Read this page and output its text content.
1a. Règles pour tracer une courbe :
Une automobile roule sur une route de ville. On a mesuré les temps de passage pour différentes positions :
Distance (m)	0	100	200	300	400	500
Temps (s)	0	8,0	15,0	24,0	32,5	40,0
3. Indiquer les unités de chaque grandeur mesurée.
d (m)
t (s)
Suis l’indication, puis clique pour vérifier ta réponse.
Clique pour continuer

*Task to complete*.
Write out all records exactly, keeping every detail.

*Problem solution*.
Read this page and output its text content.
1a. Règles pour tracer une courbe :
Une automobile roule sur une route de ville. On a mesuré les temps de passage pour différentes positions :
Distance (m)	0	100	200	300	400	500
Temps (s)	0	8,0	15,0	24,0	32,5	40,0
3. Indiquer les unités de chaque grandeur mesurée.
d (m)
t (s)
Suis l’indication, puis clique pour vérifier ta réponse.
Clique pour continuer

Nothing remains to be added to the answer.